··· Data for this exercise
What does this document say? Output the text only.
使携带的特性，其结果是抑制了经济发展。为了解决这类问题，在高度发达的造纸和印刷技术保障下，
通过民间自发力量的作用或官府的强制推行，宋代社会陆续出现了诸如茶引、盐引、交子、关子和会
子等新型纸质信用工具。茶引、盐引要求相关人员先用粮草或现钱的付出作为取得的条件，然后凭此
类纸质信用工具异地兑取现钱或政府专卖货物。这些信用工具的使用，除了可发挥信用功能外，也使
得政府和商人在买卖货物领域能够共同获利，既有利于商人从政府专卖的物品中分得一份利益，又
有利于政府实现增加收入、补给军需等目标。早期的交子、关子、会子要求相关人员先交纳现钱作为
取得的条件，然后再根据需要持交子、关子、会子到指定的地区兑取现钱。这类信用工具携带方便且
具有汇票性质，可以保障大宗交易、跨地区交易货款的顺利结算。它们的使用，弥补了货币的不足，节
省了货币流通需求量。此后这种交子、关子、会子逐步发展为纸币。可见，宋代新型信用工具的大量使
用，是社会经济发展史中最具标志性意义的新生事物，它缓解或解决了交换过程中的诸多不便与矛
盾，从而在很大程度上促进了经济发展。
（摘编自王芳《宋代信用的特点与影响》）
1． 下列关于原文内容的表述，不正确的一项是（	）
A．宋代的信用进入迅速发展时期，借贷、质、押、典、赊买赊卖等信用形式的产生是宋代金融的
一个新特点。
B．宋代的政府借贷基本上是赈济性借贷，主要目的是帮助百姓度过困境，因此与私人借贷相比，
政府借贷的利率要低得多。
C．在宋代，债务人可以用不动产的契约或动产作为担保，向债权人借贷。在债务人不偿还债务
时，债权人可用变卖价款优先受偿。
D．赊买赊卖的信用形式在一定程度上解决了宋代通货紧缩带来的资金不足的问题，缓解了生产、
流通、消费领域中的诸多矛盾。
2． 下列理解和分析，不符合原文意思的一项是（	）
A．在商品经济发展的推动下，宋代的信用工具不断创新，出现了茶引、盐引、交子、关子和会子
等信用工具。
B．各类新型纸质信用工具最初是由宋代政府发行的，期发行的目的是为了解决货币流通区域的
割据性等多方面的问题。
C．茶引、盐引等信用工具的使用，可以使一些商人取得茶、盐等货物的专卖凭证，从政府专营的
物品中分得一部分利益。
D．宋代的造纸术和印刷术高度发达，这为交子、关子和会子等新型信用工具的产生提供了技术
······
**What is expected**
Write out the entries above once more, without altering anything.

**Reply to the exercise**
What does this document say? Output the text only.
使携带的特性，其结果是抑制了经济发展。为了解决这类问题，在高度发达的造纸和印刷技术保障下，
通过民间自发力量的作用或官府的强制推行，宋代社会陆续出现了诸如茶引、盐引、交子、关子和会
子等新型纸质信用工具。茶引、盐引要求相关人员先用粮草或现钱的付出作为取得的条件，然后凭此
类纸质信用工具异地兑取现钱或政府专卖货物。这些信用工具的使用，除了可发挥信用功能外，也使
得政府和商人在买卖货物领域能够共同获利，既有利于商人从政府专卖的物品中分得一份利益，又
有利于政府实现增加收入、补给军需等目标。早期的交子、关子、会子要求相关人员先交纳现钱作为
取得的条件，然后再根据需要持交子、关子、会子到指定的地区兑取现钱。这类信用工具携带方便且
具有汇票性质，可以保障大宗交易、跨地区交易货款的顺利结算。它们的使用，弥补了货币的不足，节
省了货币流通需求量。此后这种交子、关子、会子逐步发展为纸币。可见，宋代新型信用工具的大量使
用，是社会经济发展史中最具标志性意义的新生事物，它缓解或解决了交换过程中的诸多不便与矛
盾，从而在很大程度上促进了经济发展。
（摘编自王芳《宋代信用的特点与影响》）
1． 下列关于原文内容的表述，不正确的一项是（	）
A．宋代的信用进入迅速发展时期，借贷、质、押、典、赊买赊卖等信用形式的产生是宋代金融的
一个新特点。
B．宋代的政府借贷基本上是赈济性借贷，主要目的是帮助百姓度过困境，因此与私人借贷相比，
政府借贷的利率要低得多。
C．在宋代，债务人可以用不动产的契约或动产作为担保，向债权人借贷。在债务人不偿还债务
时，债权人可用变卖价款优先受偿。
D．赊买赊卖的信用形式在一定程度上解决了宋代通货紧缩带来的资金不足的问题，缓解了生产、
流通、消费领域中的诸多矛盾。
2． 下列理解和分析，不符合原文意思的一项是（	）
A．在商品经济发展的推动下，宋代的信用工具不断创新，出现了茶引、盐引、交子、关子和会子
等信用工具。
B．各类新型纸质信用工具最初是由宋代政府发行的，期发行的目的是为了解决货币流通区域的
割据性等多方面的问题。
C．茶引、盐引等信用工具的使用，可以使一些商人取得茶、盐等货物的专卖凭证，从政府专营的
物品中分得一部分利益。
D．宋代的造纸术和印刷术高度发达，这为交子、关子和会子等新型信用工具的产生提供了技术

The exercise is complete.